Page extract
[start]

Since I’ve already taken so much time looking this stuff up I figured what’s one more rabbit hole and I checked out the basketball budgets for these nine schools that have been out of the rankings for years. I used data from a Three Man Weave article in April 2020.
As I expected, Georgetown had by far the largest budget coming in just outside the Top 10 at No. 12 with $13.5M.
While all of the other schools were in the Top 100 but only Wake Forest checked into the Top 50 at No. 50 with a budget of $8.8M.
Here are the rest in order: No. 63 Georgia (7.8) No. 76 Stanford (7.1), No. 77 Georgia Tech (7.1), No. 79 Boston College (6.9), No. 80 DePaul (6.8), No. 83 Oregon State (6.2) and No. 92 Washington State (5.5). Georgetown’s struggles stick out like a sore thumb within this group. Simply put, Georgetown should not be on any lists with those programs given basketball history, brand, and budget.
As far as figuring out which team from this group is best setup to enter the rankings first, there aren’t any clear cut choices as none of the teams received any votes in the preseason poll. In checking out KenPom, five of the teams are in the Top 100 – Georgia Tech (54), Washington State (63), Stanford (68), Oregon State (73) and the Hoyas (76). Basically, there doesn’t seem to be a quick fix for anyone in this group. My advice? Check back in December to see if anyone has caught lightning in a bottle.
Another thing that sticks out is that you just never want to be on a list with DePaul. The Blue Demons – once a great program – have been asleep at the wheel for far too long.
Before I get to a couple of notes below, I just want to say that it doesn’t feel like it was that long ago that Georgetown was on the other end of the spectrum with the polls. (I completely understand that the time period I’m about to mention definitely makes me old.)
From 2006 to 2013, Georgetown was 5th in poll appearances. That’s fifth in the country, not just the BIG EAST. The Hoyas appeared in 116 rankings during that period, good for 75 % of all polls. The only four schools with more appearances were Duke, Kansas, Michigan State and North Carolina. Now that’s a list of schools that you want to be associated with when it comes to men’s basketball. I’ll try and say something here in one sentence rather than write 10,000 words on it: For me, the main theme from that period was successful local recruiting. OK. We can talk more about that later but in the meantime please checkout the notes below.

[end]

Supplied material
[start]

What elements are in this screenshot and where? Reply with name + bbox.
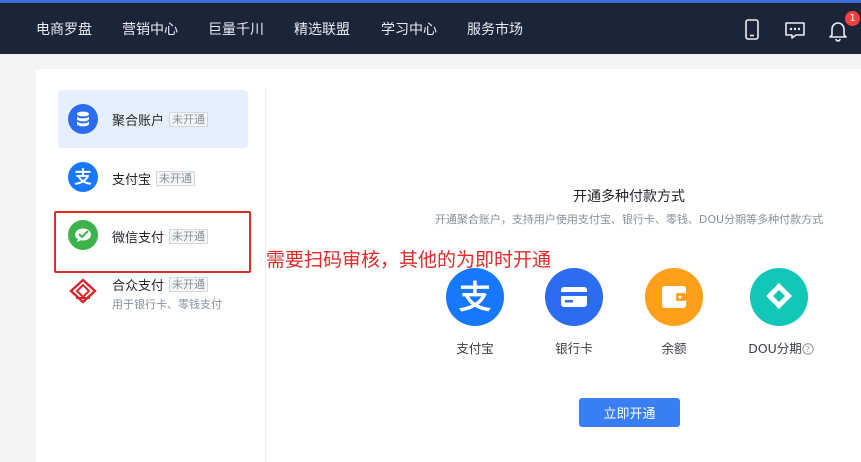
annotation-highlight-box xyxy=(54,211,251,273)
svg-text:?: ? xyxy=(806,345,810,354)
status-tag: 未开通 xyxy=(156,171,195,186)
svg-text:支: 支 xyxy=(75,167,93,188)
vertical-divider xyxy=(265,88,266,462)
payment-note: 用于银行卡、零钱支付 xyxy=(112,298,222,311)
page-subtitle: 开通聚合账户，支持用户使用支付宝、银行卡、零钱、DOU分期等多种付款方式 xyxy=(434,213,824,226)
nav-item-learning[interactable]: 学习中心 xyxy=(381,21,437,39)
payment-item-aggregate[interactable]: 聚合账户 未开通 xyxy=(58,90,248,148)
annotation-text: 需要扫码审核，其他的为即时开通 xyxy=(266,249,552,271)
notification-badge: 1 xyxy=(845,11,860,26)
open-now-button[interactable]: 立即开通 xyxy=(579,398,680,427)
payment-item-alipay[interactable]: 支 支付宝 未开通 xyxy=(58,148,248,206)
status-tag: 未开通 xyxy=(169,112,208,127)
alipay-icon: 支 xyxy=(68,162,98,192)
message-icon[interactable] xyxy=(784,18,806,42)
payment-label: 聚合账户 xyxy=(112,114,165,129)
hezhong-logo-icon xyxy=(68,276,98,306)
alipay-icon: 支 xyxy=(446,268,504,326)
wallet-icon xyxy=(645,268,703,326)
help-question-icon[interactable]: ? xyxy=(802,340,814,359)
page-title: 开通多种付款方式 xyxy=(573,189,685,205)
svg-text:支: 支 xyxy=(459,278,491,316)
method-label: 银行卡 xyxy=(555,341,593,356)
database-icon xyxy=(68,104,98,134)
payment-item-hezhong[interactable]: 合众支付 未开通 用于银行卡、零钱支付 xyxy=(58,264,248,324)
mobile-icon[interactable] xyxy=(741,18,763,42)
dou-installment-icon xyxy=(750,268,808,326)
status-tag: 未开通 xyxy=(169,277,208,292)
bank-card-icon xyxy=(545,268,603,326)
method-label: 支付宝 xyxy=(456,341,494,356)
payment-label: 支付宝 xyxy=(112,173,152,188)
nav-item-marketing[interactable]: 营销中心 xyxy=(122,21,178,39)
nav-item-compass[interactable]: 电商罗盘 xyxy=(36,21,92,39)
payment-label: 合众支付 xyxy=(112,279,165,294)
nav-item-qianchuan[interactable]: 巨量千川 xyxy=(208,21,264,39)
top-nav-bar: 电商罗盘 营销中心 巨量千川 精选联盟 学习中心 服务市场 1 xyxy=(0,0,861,54)
method-label: 余额 xyxy=(661,341,687,356)
nav-item-alliance[interactable]: 精选联盟 xyxy=(294,21,350,39)
nav-item-service-market[interactable]: 服务市场 xyxy=(467,21,523,39)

[end]

Exercise set
A. According to the Georgetown basketball text, which teams from the group are in the KenPom Top 100? List each one with its ranking.
B. Return the rows starting at the line that contains "annotation-highlight-box xyxy=(54,211,251,273)" and ending at the line that contains "nav-item-learning[interactable]: 学习中心 xyxy=(381,21,437,39)", both lines included.
The Georgetown basketball text and the rows have nothing to do with each other.

Solution list
A.
Georgia Tech (54)
Washington State (63)
Stanford (68)
Oregon State (73)
Georgetown, the Hoyas (76)

B.
annotation-highlight-box xyxy=(54,211,251,273)
svg-text:?: ? xyxy=(806,345,810,354)
status-tag: 未开通 xyxy=(156,171,195,186)
svg-text:支: 支 xyxy=(75,167,93,188)
vertical-divider xyxy=(265,88,266,462)
payment-note: 用于银行卡、零钱支付 xyxy=(112,298,222,311)
page-subtitle: 开通聚合账户，支持用户使用支付宝、银行卡、零钱、DOU分期等多种付款方式 xyxy=(434,213,824,226)
nav-item-learning[interactable]: 学习中心 xyxy=(381,21,437,39)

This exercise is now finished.